**EXERCISE DESCRIPTION**
Your task is to repeat all of the material exactly.
----- LISTED ENTRIES -----
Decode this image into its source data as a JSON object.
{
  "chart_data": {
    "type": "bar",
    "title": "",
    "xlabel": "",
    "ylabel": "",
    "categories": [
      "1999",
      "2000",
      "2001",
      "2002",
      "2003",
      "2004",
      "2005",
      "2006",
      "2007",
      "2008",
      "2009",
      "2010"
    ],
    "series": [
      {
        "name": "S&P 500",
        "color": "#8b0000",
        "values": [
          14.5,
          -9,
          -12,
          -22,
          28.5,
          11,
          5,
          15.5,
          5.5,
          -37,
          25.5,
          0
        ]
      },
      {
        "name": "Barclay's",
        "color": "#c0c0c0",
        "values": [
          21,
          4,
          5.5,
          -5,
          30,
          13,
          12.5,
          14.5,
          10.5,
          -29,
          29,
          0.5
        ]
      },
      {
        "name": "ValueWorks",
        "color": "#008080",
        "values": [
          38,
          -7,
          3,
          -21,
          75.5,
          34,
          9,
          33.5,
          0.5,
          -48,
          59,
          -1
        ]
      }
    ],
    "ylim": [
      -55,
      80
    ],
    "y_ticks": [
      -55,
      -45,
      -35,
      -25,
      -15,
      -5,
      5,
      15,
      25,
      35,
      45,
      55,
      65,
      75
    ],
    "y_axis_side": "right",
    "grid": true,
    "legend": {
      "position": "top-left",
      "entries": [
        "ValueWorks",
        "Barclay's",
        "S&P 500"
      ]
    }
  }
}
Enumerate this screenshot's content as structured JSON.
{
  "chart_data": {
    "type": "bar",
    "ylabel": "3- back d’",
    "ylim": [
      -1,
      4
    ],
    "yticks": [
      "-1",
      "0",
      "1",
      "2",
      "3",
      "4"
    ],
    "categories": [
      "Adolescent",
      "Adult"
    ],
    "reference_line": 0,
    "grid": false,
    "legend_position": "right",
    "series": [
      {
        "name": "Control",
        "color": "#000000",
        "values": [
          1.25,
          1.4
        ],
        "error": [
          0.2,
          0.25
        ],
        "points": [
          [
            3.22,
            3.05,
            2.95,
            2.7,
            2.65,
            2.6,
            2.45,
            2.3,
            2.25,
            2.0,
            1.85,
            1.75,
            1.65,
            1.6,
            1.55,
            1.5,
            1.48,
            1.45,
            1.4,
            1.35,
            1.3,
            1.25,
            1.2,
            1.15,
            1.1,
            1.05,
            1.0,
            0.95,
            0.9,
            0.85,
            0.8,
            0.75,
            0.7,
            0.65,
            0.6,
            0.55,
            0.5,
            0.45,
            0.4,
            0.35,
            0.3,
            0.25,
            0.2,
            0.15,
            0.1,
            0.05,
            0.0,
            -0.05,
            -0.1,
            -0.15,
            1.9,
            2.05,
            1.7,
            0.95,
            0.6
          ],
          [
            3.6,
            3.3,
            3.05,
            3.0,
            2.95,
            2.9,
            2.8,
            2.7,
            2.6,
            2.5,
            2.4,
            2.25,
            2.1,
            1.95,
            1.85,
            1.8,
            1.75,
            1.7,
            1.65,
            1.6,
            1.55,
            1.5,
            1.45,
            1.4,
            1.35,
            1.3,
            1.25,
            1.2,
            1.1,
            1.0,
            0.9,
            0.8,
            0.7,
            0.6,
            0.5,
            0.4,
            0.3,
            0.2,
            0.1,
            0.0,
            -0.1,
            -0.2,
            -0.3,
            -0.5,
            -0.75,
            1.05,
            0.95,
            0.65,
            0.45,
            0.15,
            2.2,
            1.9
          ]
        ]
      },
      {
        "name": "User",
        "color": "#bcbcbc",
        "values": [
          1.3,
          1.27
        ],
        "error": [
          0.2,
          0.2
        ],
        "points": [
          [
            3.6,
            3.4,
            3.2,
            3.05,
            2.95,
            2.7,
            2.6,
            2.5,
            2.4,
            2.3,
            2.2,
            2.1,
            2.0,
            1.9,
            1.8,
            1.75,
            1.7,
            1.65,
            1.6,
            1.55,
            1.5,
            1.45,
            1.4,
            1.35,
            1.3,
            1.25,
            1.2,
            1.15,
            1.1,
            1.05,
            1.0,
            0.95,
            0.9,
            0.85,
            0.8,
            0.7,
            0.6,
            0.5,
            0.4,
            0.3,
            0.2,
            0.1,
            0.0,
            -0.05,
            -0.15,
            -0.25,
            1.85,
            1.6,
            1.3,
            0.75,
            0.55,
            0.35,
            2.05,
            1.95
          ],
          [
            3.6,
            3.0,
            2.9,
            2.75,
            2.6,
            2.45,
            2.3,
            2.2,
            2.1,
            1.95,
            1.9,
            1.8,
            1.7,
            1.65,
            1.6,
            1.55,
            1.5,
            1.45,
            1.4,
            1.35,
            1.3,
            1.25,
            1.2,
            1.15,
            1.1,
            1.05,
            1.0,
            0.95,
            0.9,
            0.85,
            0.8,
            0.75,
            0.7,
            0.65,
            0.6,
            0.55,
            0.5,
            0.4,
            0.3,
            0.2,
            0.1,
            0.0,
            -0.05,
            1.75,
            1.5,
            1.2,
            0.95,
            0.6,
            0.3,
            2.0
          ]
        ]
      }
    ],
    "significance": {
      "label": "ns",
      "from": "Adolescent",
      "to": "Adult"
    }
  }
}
-----
**ANSWER TO THE PROBLEM**
Decode this image into its source data as a JSON object.
{
  "chart_data": {
    "type": "bar",
    "title": "",
    "xlabel": "",
    "ylabel": "",
    "categories": [
      "1999",
      "2000",
      "2001",
      "2002",
      "2003",
      "2004",
      "2005",
      "2006",
      "2007",
      "2008",
      "2009",
      "2010"
    ],
    "series": [
      {
        "name": "S&P 500",
        "color": "#8b0000",
        "values": [
          14.5,
          -9,
          -12,
          -22,
          28.5,
          11,
          5,
          15.5,
          5.5,
          -37,
          25.5,
          0
        ]
      },
      {
        "name": "Barclay's",
        "color": "#c0c0c0",
        "values": [
          21,
          4,
          5.5,
          -5,
          30,
          13,
          12.5,
          14.5,
          10.5,
          -29,
          29,
          0.5
        ]
      },
      {
        "name": "ValueWorks",
        "color": "#008080",
        "values": [
          38,
          -7,
          3,
          -21,
          75.5,
          34,
          9,
          33.5,
          0.5,
          -48,
          59,
          -1
        ]
      }
    ],
    "ylim": [
      -55,
      80
    ],
    "y_ticks": [
      -55,
      -45,
      -35,
      -25,
      -15,
      -5,
      5,
      15,
      25,
      35,
      45,
      55,
      65,
      75
    ],
    "y_axis_side": "right",
    "grid": true,
    "legend": {
      "position": "top-left",
      "entries": [
        "ValueWorks",
        "Barclay's",
        "S&P 500"
      ]
    }
  }
}
Enumerate this screenshot's content as structured JSON.
{
  "chart_data": {
    "type": "bar",
    "ylabel": "3- back d’",
    "ylim": [
      -1,
      4
    ],
    "yticks": [
      "-1",
      "0",
      "1",
      "2",
      "3",
      "4"
    ],
    "categories": [
      "Adolescent",
      "Adult"
    ],
    "reference_line": 0,
    "grid": false,
    "legend_position": "right",
    "series": [
      {
        "name": "Control",
        "color": "#000000",
        "values": [
          1.25,
          1.4
        ],
        "error": [
          0.2,
          0.25
        ],
        "points": [
          [
            3.22,
            3.05,
            2.95,
            2.7,
            2.65,
            2.6,
            2.45,
            2.3,
            2.25,
            2.0,
            1.85,
            1.75,
            1.65,
            1.6,
            1.55,
            1.5,
            1.48,
            1.45,
            1.4,
            1.35,
            1.3,
            1.25,
            1.2,
            1.15,
            1.1,
            1.05,
            1.0,
            0.95,
            0.9,
            0.85,
            0.8,
            0.75,
            0.7,
            0.65,
            0.6,
            0.55,
            0.5,
            0.45,
            0.4,
            0.35,
            0.3,
            0.25,
            0.2,
            0.15,
            0.1,
            0.05,
            0.0,
            -0.05,
            -0.1,
            -0.15,
            1.9,
            2.05,
            1.7,
            0.95,
            0.6
          ],
          [
            3.6,
            3.3,
            3.05,
            3.0,
            2.95,
            2.9,
            2.8,
            2.7,
            2.6,
            2.5,
            2.4,
            2.25,
            2.1,
            1.95,
            1.85,
            1.8,
            1.75,
            1.7,
            1.65,
            1.6,
            1.55,
            1.5,
            1.45,
            1.4,
            1.35,
            1.3,
            1.25,
            1.2,
            1.1,
            1.0,
            0.9,
            0.8,
            0.7,
            0.6,
            0.5,
            0.4,
            0.3,
            0.2,
            0.1,
            0.0,
            -0.1,
            -0.2,
            -0.3,
            -0.5,
            -0.75,
            1.05,
            0.95,
            0.65,
            0.45,
            0.15,
            2.2,
            1.9
          ]
        ]
      },
      {
        "name": "User",
        "color": "#bcbcbc",
        "values": [
          1.3,
          1.27
        ],
        "error": [
          0.2,
          0.2
        ],
        "points": [
          [
            3.6,
            3.4,
            3.2,
            3.05,
            2.95,
            2.7,
            2.6,
            2.5,
            2.4,
            2.3,
            2.2,
            2.1,
            2.0,
            1.9,
            1.8,
            1.75,
            1.7,
            1.65,
            1.6,
            1.55,
            1.5,
            1.45,
            1.4,
            1.35,
            1.3,
            1.25,
            1.2,
            1.15,
            1.1,
            1.05,
            1.0,
            0.95,
            0.9,
            0.85,
            0.8,
            0.7,
            0.6,
            0.5,
            0.4,
            0.3,
            0.2,
            0.1,
            0.0,
            -0.05,
            -0.15,
            -0.25,
            1.85,
            1.6,
            1.3,
            0.75,
            0.55,
            0.35,
            2.05,
            1.95
          ],
          [
            3.6,
            3.0,
            2.9,
            2.75,
            2.6,
            2.45,
            2.3,
            2.2,
            2.1,
            1.95,
            1.9,
            1.8,
            1.7,
            1.65,
            1.6,
            1.55,
            1.5,
            1.45,
            1.4,
            1.35,
            1.3,
            1.25,
            1.2,
            1.15,
            1.1,
            1.05,
            1.0,
            0.95,
            0.9,
            0.85,
            0.8,
            0.75,
            0.7,
            0.65,
            0.6,
            0.55,
            0.5,
            0.4,
            0.3,
            0.2,
            0.1,
            0.0,
            -0.05,
            1.75,
            1.5,
            1.2,
            0.95,
            0.6,
            0.3,
            2.0
          ]
        ]
      }
    ],
    "significance": {
      "label": "ns",
      "from": "Adolescent",
      "to": "Adult"
    }
  }
}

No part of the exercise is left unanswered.